-- START Material supplied --

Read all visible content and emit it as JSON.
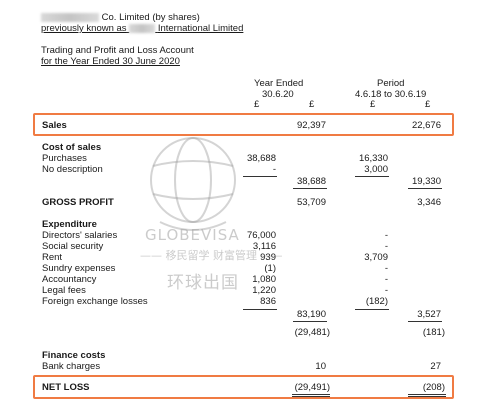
{
  "header": {
    "company_suffix": "Co. Limited (by shares)",
    "previous_prefix": "previously known as",
    "previous_suffix": "International Limited",
    "title_line1": "Trading and Profit and Loss Account",
    "title_line2": "for the Year Ended 30 June 2020"
  },
  "columns": {
    "current_label": "Year Ended",
    "current_date": "30.6.20",
    "prior_label": "Period",
    "prior_date": "4.6.18 to 30.6.19",
    "currency": "£"
  },
  "sales": {
    "label": "Sales",
    "current": "92,397",
    "prior": "22,676"
  },
  "cost_of_sales": {
    "heading": "Cost of sales",
    "rows": [
      {
        "label": "Purchases",
        "current": "38,688",
        "prior": "16,330"
      },
      {
        "label": "No description",
        "current": "-",
        "prior": "3,000"
      }
    ],
    "total_current": "38,688",
    "total_prior": "19,330"
  },
  "gross_profit": {
    "label": "GROSS PROFIT",
    "current": "53,709",
    "prior": "3,346"
  },
  "expenditure": {
    "heading": "Expenditure",
    "rows": [
      {
        "label": "Directors' salaries",
        "current": "76,000",
        "prior": "-"
      },
      {
        "label": "Social security",
        "current": "3,116",
        "prior": "-"
      },
      {
        "label": "Rent",
        "current": "939",
        "prior": "3,709"
      },
      {
        "label": "Sundry expenses",
        "current": "(1)",
        "prior": "-"
      },
      {
        "label": "Accountancy",
        "current": "1,080",
        "prior": "-"
      },
      {
        "label": "Legal fees",
        "current": "1,220",
        "prior": "-"
      },
      {
        "label": "Foreign exchange losses",
        "current": "836",
        "prior": "(182)"
      }
    ],
    "total_current": "83,190",
    "total_prior": "3,527",
    "after_current": "(29,481)",
    "after_prior": "(181)"
  },
  "finance_costs": {
    "heading": "Finance costs",
    "rows": [
      {
        "label": "Bank charges",
        "current": "10",
        "prior": "27"
      }
    ]
  },
  "net_loss": {
    "label": "NET LOSS",
    "current": "(29,491)",
    "prior": "(208)"
  },
  "watermark": {
    "brand": "GLOBEVISA",
    "tagline": "—— 移民留学 财富管理 ——",
    "chinese": "环球出国"
  },
  "colors": {
    "highlight": "#f07b43",
    "watermark": "#a0a0a0"
  }
}
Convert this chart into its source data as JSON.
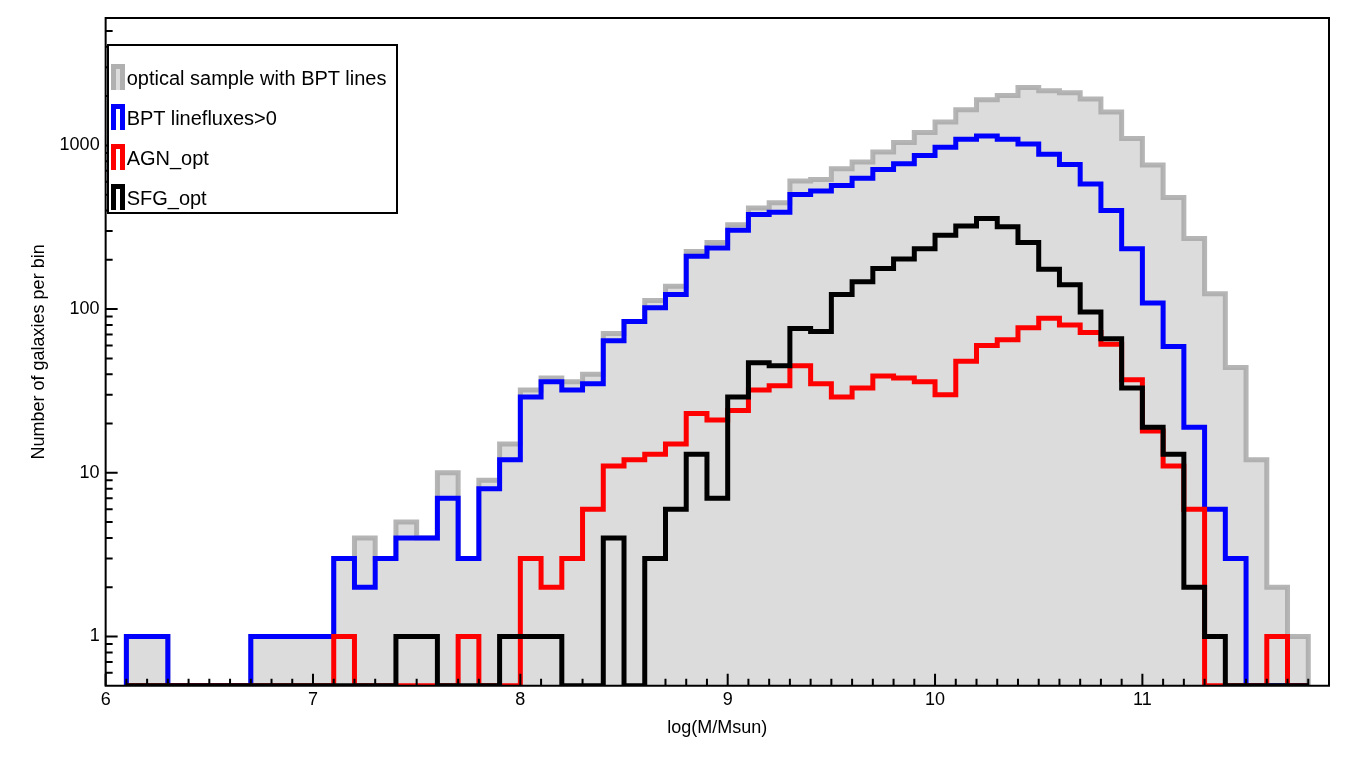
{
  "chart_data": {
    "type": "histogram",
    "xlabel": "log(M/Msun)",
    "ylabel": "Number of galaxies per bin",
    "bins": [
      6.1,
      6.2,
      6.3,
      6.4,
      6.5,
      6.6,
      6.7,
      6.8,
      6.9,
      7.0,
      7.1,
      7.2,
      7.3,
      7.4,
      7.5,
      7.6,
      7.7,
      7.8,
      7.9,
      8.0,
      8.1,
      8.2,
      8.3,
      8.4,
      8.5,
      8.6,
      8.7,
      8.8,
      8.9,
      9.0,
      9.1,
      9.2,
      9.3,
      9.4,
      9.5,
      9.6,
      9.7,
      9.8,
      9.9,
      10.0,
      10.1,
      10.2,
      10.3,
      10.4,
      10.5,
      10.6,
      10.7,
      10.8,
      10.9,
      11.0,
      11.1,
      11.2,
      11.3,
      11.4,
      11.5,
      11.6,
      11.7,
      11.8
    ],
    "series": [
      {
        "name": "optical sample with BPT lines",
        "color": "#a8a8a8",
        "values": [
          1,
          1,
          null,
          null,
          null,
          null,
          1,
          1,
          1,
          1,
          3,
          4,
          3,
          5,
          4,
          10,
          3,
          9,
          15,
          32,
          38,
          36,
          40,
          71,
          84,
          113,
          138,
          225,
          255,
          328,
          415,
          446,
          606,
          620,
          721,
          793,
          910,
          1040,
          1200,
          1390,
          1650,
          1900,
          2020,
          2260,
          2160,
          2100,
          1920,
          1600,
          1100,
          760,
          480,
          270,
          124,
          44,
          12,
          2,
          1
        ]
      },
      {
        "name": "BPT linefluxes>0",
        "color": "#0000ff",
        "values": [
          1,
          1,
          null,
          null,
          null,
          null,
          1,
          1,
          1,
          1,
          3,
          2,
          3,
          4,
          4,
          7,
          3,
          8,
          12,
          29,
          36,
          32,
          35,
          64,
          84,
          102,
          123,
          210,
          236,
          303,
          378,
          391,
          501,
          526,
          569,
          631,
          712,
          772,
          867,
          973,
          1090,
          1143,
          1090,
          1019,
          882,
          763,
          582,
          400,
          234,
          109,
          59,
          19,
          6,
          3,
          null,
          null,
          null
        ]
      },
      {
        "name": "AGN_opt",
        "color": "#ff0000",
        "values": [
          null,
          null,
          null,
          null,
          null,
          null,
          null,
          null,
          null,
          null,
          1,
          null,
          null,
          null,
          null,
          null,
          1,
          null,
          null,
          3,
          2,
          3,
          6,
          11,
          12,
          13,
          15,
          23,
          21,
          24,
          32,
          34,
          45,
          35,
          29,
          33,
          39,
          38,
          36,
          30,
          48,
          60,
          65,
          77,
          88,
          80,
          72,
          61,
          37,
          18,
          11,
          6,
          null,
          null,
          null,
          1,
          null
        ]
      },
      {
        "name": "SFG_opt",
        "color": "#000000",
        "values": [
          null,
          null,
          null,
          null,
          null,
          null,
          null,
          null,
          null,
          null,
          null,
          null,
          null,
          1,
          1,
          null,
          null,
          null,
          1,
          1,
          1,
          null,
          null,
          4,
          null,
          3,
          6,
          13,
          7,
          29,
          47,
          45,
          76,
          73,
          123,
          147,
          177,
          202,
          234,
          283,
          322,
          357,
          318,
          255,
          175,
          141,
          96,
          66,
          33,
          19,
          13,
          2,
          1,
          null,
          null,
          null,
          null
        ]
      }
    ],
    "xlim": [
      6,
      11.9
    ],
    "xticks": [
      6,
      {
        "value": 6.1,
        "label": null
      },
      {
        "value": 6.2,
        "label": null
      },
      {
        "value": 6.3,
        "label": null
      },
      {
        "value": 6.4,
        "label": null
      },
      {
        "value": 6.5,
        "label": null
      },
      {
        "value": 6.6,
        "label": null
      },
      {
        "value": 6.7,
        "label": null
      },
      {
        "value": 6.8,
        "label": null
      },
      {
        "value": 6.9,
        "label": null
      },
      7,
      {
        "value": 7.1,
        "label": null
      },
      {
        "value": 7.2,
        "label": null
      },
      {
        "value": 7.3,
        "label": null
      },
      {
        "value": 7.4,
        "label": null
      },
      {
        "value": 7.5,
        "label": null
      },
      {
        "value": 7.6,
        "label": null
      },
      {
        "value": 7.7,
        "label": null
      },
      {
        "value": 7.8,
        "label": null
      },
      {
        "value": 7.9,
        "label": null
      },
      8,
      {
        "value": 8.1,
        "label": null
      },
      {
        "value": 8.2,
        "label": null
      },
      {
        "value": 8.3,
        "label": null
      },
      {
        "value": 8.4,
        "label": null
      },
      {
        "value": 8.5,
        "label": null
      },
      {
        "value": 8.6,
        "label": null
      },
      {
        "value": 8.7,
        "label": null
      },
      {
        "value": 8.8,
        "label": null
      },
      {
        "value": 8.9,
        "label": null
      },
      9,
      {
        "value": 9.1,
        "label": null
      },
      {
        "value": 9.2,
        "label": null
      },
      {
        "value": 9.3,
        "label": null
      },
      {
        "value": 9.4,
        "label": null
      },
      {
        "value": 9.5,
        "label": null
      },
      {
        "value": 9.6,
        "label": null
      },
      {
        "value": 9.7,
        "label": null
      },
      {
        "value": 9.8,
        "label": null
      },
      {
        "value": 9.9,
        "label": null
      },
      10,
      {
        "value": 10.1,
        "label": null
      },
      {
        "value": 10.2,
        "label": null
      },
      {
        "value": 10.3,
        "label": null
      },
      {
        "value": 10.4,
        "label": null
      },
      {
        "value": 10.5,
        "label": null
      },
      {
        "value": 10.6,
        "label": null
      },
      {
        "value": 10.7,
        "label": null
      },
      {
        "value": 10.8,
        "label": null
      },
      {
        "value": 10.9,
        "label": null
      },
      11,
      {
        "value": 11.1,
        "label": null
      },
      {
        "value": 11.2,
        "label": null
      },
      {
        "value": 11.3,
        "label": null
      },
      {
        "value": 11.4,
        "label": null
      },
      {
        "value": 11.5,
        "label": null
      },
      {
        "value": 11.6,
        "label": null
      },
      {
        "value": 11.7,
        "label": null
      },
      {
        "value": 11.8,
        "label": null
      }
    ],
    "ylim": [
      0.5,
      6000
    ],
    "yticks": [
      {
        "value": 0.6,
        "label": null
      },
      {
        "value": 0.7,
        "label": null
      },
      {
        "value": 0.8,
        "label": null
      },
      {
        "value": 0.9,
        "label": null
      },
      1,
      {
        "value": 2,
        "label": null
      },
      {
        "value": 3,
        "label": null
      },
      {
        "value": 4,
        "label": null
      },
      {
        "value": 5,
        "label": null
      },
      {
        "value": 6,
        "label": null
      },
      {
        "value": 7,
        "label": null
      },
      {
        "value": 8,
        "label": null
      },
      {
        "value": 9,
        "label": null
      },
      10,
      {
        "value": 20,
        "label": null
      },
      {
        "value": 30,
        "label": null
      },
      {
        "value": 40,
        "label": null
      },
      {
        "value": 50,
        "label": null
      },
      {
        "value": 60,
        "label": null
      },
      {
        "value": 70,
        "label": null
      },
      {
        "value": 80,
        "label": null
      },
      {
        "value": 90,
        "label": null
      },
      100,
      {
        "value": 200,
        "label": null
      },
      {
        "value": 300,
        "label": null
      },
      {
        "value": 400,
        "label": null
      },
      {
        "value": 500,
        "label": null
      },
      {
        "value": 600,
        "label": null
      },
      {
        "value": 700,
        "label": null
      },
      {
        "value": 800,
        "label": null
      },
      {
        "value": 900,
        "label": null
      },
      1000,
      {
        "value": 2000,
        "label": null
      },
      {
        "value": 3000,
        "label": null
      },
      {
        "value": 4000,
        "label": null
      },
      {
        "value": 5000,
        "label": null
      }
    ],
    "log": true,
    "grid": false,
    "legend": "top left"
  }
}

-- END Material supplied --

(Task directions)
Find the word "name" in the data and copy out each line where it turns up.

(The output)
        "name": "optical sample with BPT lines",
        "name": "BPT linefluxes>0",
        "name": "AGN_opt",
        "name": "SFG_opt",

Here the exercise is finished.